WHAT THIS TASK INVOLVES = Look for the word "from" in the entries below, then copy every line that has it.

— Begin RECORD SET —

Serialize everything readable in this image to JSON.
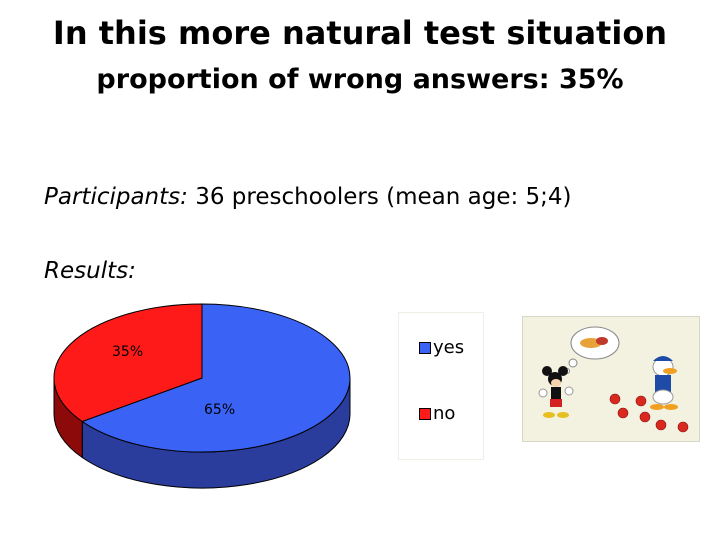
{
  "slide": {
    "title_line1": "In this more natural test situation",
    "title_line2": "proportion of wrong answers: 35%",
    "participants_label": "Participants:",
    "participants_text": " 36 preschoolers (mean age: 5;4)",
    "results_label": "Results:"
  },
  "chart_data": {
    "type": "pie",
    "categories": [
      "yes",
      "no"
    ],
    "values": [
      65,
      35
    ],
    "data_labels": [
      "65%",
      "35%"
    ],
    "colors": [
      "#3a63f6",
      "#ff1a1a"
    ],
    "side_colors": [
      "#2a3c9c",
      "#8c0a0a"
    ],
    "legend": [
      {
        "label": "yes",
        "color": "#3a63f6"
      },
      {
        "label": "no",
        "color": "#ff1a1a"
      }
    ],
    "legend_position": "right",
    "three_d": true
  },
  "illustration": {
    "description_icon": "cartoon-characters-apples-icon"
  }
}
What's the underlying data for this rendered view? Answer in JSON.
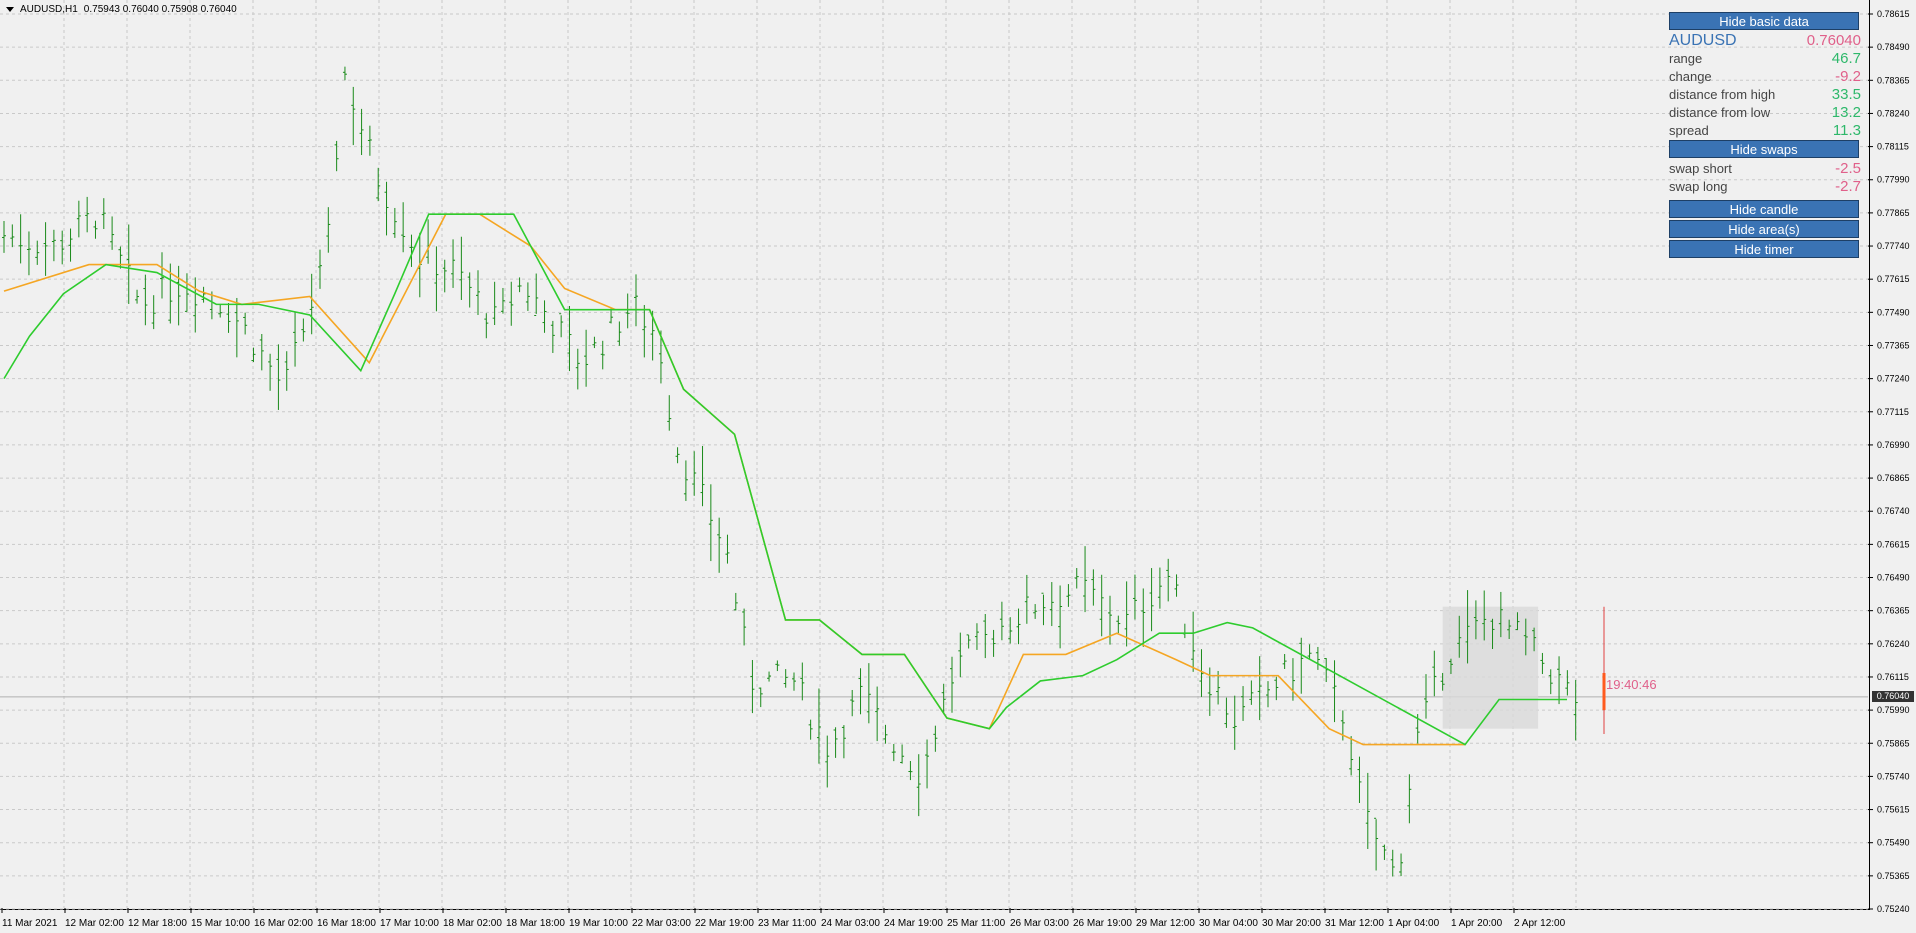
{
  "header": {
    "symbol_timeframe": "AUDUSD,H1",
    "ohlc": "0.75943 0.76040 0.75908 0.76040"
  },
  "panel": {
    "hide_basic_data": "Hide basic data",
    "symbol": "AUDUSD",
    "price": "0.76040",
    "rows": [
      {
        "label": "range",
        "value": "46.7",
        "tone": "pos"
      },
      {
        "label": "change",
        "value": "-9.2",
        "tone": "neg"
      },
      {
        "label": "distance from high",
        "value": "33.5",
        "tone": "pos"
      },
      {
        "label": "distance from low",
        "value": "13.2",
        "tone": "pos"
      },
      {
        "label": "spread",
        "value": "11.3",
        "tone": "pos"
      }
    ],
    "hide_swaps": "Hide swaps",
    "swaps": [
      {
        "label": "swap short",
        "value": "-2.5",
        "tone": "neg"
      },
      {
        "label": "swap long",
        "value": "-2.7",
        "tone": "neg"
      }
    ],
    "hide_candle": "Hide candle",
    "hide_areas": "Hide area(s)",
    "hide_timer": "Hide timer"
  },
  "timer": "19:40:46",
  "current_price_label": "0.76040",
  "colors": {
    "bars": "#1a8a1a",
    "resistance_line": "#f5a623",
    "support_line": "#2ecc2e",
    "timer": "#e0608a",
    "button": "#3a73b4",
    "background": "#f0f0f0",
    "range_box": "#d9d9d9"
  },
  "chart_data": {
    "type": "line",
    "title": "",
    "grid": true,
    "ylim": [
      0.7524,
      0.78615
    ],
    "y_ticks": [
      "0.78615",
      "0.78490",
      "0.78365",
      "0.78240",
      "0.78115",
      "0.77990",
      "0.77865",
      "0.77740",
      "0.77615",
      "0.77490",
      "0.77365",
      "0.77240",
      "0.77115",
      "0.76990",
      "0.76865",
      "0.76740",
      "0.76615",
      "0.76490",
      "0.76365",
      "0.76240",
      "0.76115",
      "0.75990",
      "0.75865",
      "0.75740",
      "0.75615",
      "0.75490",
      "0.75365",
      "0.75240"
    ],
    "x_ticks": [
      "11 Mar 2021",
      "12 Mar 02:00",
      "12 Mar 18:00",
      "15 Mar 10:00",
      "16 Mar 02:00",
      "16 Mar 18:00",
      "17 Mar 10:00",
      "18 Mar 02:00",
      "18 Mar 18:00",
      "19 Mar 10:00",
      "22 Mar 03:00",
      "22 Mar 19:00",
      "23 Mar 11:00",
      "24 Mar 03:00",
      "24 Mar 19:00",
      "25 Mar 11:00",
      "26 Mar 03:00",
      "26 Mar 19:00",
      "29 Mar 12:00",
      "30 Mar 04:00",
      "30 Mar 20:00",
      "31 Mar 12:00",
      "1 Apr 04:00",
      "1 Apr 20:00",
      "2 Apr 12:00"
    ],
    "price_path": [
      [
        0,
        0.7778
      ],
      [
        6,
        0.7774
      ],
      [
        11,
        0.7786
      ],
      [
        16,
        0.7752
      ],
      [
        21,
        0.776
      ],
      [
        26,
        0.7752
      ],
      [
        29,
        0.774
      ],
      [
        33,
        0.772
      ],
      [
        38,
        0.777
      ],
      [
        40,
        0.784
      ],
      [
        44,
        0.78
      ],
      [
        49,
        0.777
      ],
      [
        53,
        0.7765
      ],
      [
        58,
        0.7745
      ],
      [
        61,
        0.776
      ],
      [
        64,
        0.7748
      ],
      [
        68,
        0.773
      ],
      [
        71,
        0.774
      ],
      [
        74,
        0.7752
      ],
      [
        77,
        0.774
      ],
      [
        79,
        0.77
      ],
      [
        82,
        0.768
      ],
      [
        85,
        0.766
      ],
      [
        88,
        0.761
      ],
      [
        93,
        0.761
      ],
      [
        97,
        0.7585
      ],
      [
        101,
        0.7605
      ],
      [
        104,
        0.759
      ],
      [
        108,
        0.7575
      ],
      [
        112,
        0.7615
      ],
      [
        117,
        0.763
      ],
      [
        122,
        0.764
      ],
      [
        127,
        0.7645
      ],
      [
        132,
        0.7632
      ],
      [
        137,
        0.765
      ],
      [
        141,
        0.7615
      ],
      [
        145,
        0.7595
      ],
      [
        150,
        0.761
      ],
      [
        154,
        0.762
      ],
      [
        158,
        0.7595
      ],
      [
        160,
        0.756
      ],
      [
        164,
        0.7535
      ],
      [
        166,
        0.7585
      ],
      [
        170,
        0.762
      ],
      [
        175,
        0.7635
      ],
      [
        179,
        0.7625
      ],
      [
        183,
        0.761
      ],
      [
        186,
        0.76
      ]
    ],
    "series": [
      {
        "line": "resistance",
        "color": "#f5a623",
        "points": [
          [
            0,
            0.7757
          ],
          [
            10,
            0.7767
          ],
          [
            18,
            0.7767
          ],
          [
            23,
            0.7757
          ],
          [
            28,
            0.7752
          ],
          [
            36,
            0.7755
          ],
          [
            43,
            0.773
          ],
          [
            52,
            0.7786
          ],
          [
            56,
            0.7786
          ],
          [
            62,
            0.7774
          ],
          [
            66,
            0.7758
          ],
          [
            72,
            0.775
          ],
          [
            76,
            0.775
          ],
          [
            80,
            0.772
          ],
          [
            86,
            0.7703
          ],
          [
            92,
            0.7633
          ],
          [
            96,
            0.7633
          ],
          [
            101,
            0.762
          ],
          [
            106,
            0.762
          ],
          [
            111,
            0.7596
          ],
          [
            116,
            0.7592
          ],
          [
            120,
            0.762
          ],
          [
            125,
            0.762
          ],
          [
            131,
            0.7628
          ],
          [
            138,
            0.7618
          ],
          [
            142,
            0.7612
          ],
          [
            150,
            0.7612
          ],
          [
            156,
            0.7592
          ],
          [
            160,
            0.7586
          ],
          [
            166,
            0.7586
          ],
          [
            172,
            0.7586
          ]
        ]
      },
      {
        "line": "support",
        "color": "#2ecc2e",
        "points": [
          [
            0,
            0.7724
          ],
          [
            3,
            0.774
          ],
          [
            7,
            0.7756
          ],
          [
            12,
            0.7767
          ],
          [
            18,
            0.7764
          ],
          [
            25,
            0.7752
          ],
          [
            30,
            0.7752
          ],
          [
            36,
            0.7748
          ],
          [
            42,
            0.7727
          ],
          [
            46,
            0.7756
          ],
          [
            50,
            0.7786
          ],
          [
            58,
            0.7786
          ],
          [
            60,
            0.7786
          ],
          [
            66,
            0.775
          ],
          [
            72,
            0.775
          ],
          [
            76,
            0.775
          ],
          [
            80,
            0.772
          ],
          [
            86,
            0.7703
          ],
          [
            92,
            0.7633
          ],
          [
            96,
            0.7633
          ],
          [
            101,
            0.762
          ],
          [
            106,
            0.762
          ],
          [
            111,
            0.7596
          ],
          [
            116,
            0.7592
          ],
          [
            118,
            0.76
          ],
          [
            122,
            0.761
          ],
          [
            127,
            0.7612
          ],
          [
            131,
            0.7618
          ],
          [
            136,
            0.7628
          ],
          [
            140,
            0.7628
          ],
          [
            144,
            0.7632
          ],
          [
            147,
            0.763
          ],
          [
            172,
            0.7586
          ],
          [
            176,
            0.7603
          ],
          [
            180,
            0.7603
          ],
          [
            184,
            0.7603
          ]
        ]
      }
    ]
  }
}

— End RECORD SET —
— Begin RECORD SET —

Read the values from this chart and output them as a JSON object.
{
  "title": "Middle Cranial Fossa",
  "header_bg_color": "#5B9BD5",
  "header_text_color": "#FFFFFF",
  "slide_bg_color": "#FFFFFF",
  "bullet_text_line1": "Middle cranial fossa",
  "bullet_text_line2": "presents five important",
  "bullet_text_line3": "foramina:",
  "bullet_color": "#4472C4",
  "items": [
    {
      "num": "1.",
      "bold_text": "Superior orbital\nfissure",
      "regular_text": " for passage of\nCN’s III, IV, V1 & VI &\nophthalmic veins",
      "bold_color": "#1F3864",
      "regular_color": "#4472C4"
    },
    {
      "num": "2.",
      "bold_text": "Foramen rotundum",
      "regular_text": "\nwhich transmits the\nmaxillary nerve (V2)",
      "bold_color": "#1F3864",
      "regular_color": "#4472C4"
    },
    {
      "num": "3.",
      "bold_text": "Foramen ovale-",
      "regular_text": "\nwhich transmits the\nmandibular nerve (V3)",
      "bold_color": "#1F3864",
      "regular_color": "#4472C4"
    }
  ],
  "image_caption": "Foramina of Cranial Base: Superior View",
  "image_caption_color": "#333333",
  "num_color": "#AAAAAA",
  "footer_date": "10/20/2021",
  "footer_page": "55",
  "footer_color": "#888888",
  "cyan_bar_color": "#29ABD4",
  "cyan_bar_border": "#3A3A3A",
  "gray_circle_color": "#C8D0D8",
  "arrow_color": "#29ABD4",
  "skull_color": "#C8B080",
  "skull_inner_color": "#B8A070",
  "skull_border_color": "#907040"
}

— End RECORD SET —

FINAL RESULT =
        "label": "distance from high",
        "label": "distance from low",
Read the values from this chart and output them as a JSON object.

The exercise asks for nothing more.